### Text under study
------------------------------------------------------------------------
Distribution of email antivirus detections by country in Q1 2013
The US (13.2%) and Germany (11.2%) remained the countries where the majority of email antivirus detections were registered. Their total contribution accounts for a quarter of all malicious emails. Italy (8.7%) came third this quarter though usually it doesn’t even make it into the Top 10. However, in February Italy was intensively targeted by Trojan-Banker.HTML.Agent.p, which saw it come first in February’s Top 10.
The percentage of spam detected in the other Top 10 countries remained almost unchanged.
Phishing
In Q1 2013, the share of phishing emails in total email traffic decreased 4.25 times compared to the previous quarter and averaged 0.004%.
The distribution of the Top 100 organizations targeted by phishers, by category in Q1 2013*
* This rating is based on Kaspersky Lab’s anti-phishing component detections, which are activated every time a user attempts to click on a phishing link, regardless of whether the link is in a spam email or on a web page.
------------------------------------------------------------------------
### What you have to do
Reproduce the part of the email threat report starting with "The percentage of" and going on through "and averaged 0.004%.". The lines after this are separate material, not part of the email threat report.
------------------------------------------------------------------------
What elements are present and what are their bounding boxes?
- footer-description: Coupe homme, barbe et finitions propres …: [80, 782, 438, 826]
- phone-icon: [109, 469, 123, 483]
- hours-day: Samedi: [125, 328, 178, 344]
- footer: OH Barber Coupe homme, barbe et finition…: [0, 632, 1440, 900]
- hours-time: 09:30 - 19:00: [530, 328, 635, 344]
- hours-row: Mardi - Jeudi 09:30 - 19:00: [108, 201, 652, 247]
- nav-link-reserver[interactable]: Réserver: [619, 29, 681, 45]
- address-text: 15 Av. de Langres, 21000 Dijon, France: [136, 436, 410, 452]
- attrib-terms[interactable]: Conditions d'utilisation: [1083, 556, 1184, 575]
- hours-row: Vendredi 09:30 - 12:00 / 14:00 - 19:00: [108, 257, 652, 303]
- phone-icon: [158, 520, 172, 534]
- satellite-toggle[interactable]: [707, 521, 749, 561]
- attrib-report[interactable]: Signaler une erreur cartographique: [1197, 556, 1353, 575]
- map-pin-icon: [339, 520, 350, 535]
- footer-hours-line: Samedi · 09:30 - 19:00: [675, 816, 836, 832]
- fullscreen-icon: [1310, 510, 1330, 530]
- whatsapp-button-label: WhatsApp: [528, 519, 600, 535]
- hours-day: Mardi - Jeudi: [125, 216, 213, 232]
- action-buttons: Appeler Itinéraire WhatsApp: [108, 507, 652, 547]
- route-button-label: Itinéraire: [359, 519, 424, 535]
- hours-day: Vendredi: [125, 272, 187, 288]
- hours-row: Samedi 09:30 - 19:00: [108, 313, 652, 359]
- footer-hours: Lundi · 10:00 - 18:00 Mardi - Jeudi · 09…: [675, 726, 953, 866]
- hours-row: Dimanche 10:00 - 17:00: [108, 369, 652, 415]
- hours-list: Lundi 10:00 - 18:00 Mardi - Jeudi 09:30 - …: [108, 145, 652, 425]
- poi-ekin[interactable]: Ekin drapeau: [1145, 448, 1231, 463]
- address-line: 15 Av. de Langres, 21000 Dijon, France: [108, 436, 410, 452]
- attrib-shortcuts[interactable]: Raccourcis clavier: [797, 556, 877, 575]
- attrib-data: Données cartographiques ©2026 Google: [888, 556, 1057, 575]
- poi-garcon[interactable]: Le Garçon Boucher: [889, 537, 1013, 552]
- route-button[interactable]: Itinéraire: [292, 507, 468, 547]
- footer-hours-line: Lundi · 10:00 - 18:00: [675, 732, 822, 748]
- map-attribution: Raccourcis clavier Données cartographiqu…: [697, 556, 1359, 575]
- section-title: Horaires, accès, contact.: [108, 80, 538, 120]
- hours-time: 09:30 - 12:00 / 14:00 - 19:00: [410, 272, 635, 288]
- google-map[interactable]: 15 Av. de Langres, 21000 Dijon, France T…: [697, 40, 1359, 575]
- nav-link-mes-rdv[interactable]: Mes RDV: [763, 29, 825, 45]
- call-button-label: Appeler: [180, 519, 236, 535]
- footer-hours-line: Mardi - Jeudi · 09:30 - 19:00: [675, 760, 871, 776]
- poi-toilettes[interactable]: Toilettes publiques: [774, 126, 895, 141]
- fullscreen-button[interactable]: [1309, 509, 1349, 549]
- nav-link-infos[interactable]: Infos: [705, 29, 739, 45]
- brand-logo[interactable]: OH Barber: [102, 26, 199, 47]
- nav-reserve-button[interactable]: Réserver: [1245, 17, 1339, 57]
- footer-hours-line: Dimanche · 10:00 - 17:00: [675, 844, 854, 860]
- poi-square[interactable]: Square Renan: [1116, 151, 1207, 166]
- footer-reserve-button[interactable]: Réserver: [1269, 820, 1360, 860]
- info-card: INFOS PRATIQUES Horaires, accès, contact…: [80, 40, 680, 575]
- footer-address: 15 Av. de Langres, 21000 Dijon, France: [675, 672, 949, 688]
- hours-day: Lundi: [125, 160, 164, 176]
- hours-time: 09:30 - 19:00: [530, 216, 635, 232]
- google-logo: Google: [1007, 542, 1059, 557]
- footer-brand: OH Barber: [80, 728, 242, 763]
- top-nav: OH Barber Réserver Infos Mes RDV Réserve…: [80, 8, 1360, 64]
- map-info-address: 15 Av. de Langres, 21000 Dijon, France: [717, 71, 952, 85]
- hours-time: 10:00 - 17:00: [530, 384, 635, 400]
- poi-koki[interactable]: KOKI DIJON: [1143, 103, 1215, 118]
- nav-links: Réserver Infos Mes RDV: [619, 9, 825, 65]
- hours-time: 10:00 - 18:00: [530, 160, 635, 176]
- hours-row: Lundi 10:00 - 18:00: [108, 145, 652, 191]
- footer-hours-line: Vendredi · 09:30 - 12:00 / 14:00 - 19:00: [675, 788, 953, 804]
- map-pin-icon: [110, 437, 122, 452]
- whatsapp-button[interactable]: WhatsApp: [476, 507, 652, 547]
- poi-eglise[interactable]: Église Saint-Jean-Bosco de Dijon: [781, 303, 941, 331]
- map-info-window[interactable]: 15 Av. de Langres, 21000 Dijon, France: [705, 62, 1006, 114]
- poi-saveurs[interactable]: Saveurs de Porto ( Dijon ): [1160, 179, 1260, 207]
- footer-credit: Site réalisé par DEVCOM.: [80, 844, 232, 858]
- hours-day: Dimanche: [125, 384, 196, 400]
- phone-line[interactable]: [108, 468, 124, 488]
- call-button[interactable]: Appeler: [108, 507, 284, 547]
------------------------------------------------------------------------
### Final answer
The percentage of spam detected in the other Top 10 countries remained almost unchanged.
Phishing
In Q1 2013, the share of phishing emails in total email traffic decreased 4.25 times compared to the previous quarter and averaged 0.004%.